- **Task objective**
Leave out the pictures and copy everything else in the entries exactly.

- **Input material**

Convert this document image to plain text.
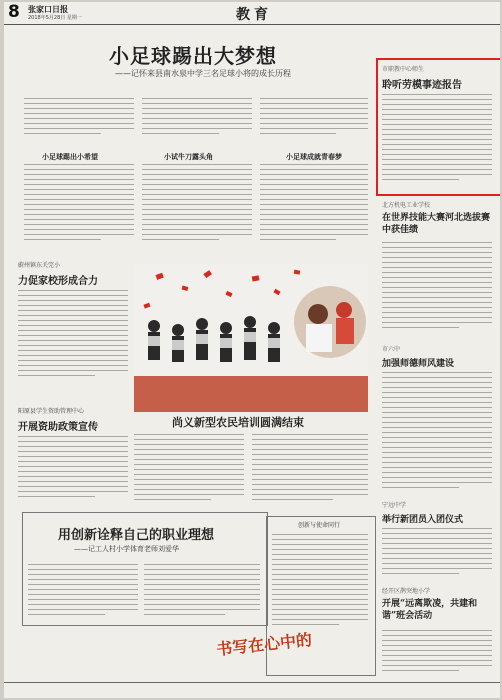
8 张家口日报
2018年5月28日 星期一	教育
小足球踢出大梦想
——记怀来县南水泉中学三名足球小将的成长历程
小足球踢出小希望	小试牛刀露头角	小足球成就青春梦
市职教中心师生
聆听劳模事迹报告
北方机电工业学校
在世界技能大赛河北选拔赛中获佳绩
市六中
加强师德师风建设
宁远中学
举行新团员入团仪式
经开区鹊突地小学
开展“远离欺凌，共建和谐”班会活动
蔚州镇东关完小
力促家校形成合力
阳原县学生资助管理中心
开展资助政策宣传	尚义新型农民培训圆满结束
用创新诠释自己的职业理想
——记工人村小学体育老师刘爱华
创新与使命同行
书写在心中的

- **Problem solution**
Convert this document image to plain text.
8 张家口日报
2018年5月28日 星期一	教育
小足球踢出大梦想
——记怀来县南水泉中学三名足球小将的成长历程
小足球踢出小希望	小试牛刀露头角	小足球成就青春梦
市职教中心师生
聆听劳模事迹报告
北方机电工业学校
在世界技能大赛河北选拔赛中获佳绩
市六中
加强师德师风建设
宁远中学
举行新团员入团仪式
经开区鹊突地小学
开展“远离欺凌，共建和谐”班会活动
蔚州镇东关完小
力促家校形成合力
阳原县学生资助管理中心
开展资助政策宣传	尚义新型农民培训圆满结束
用创新诠释自己的职业理想
——记工人村小学体育老师刘爱华
创新与使命同行
书写在心中的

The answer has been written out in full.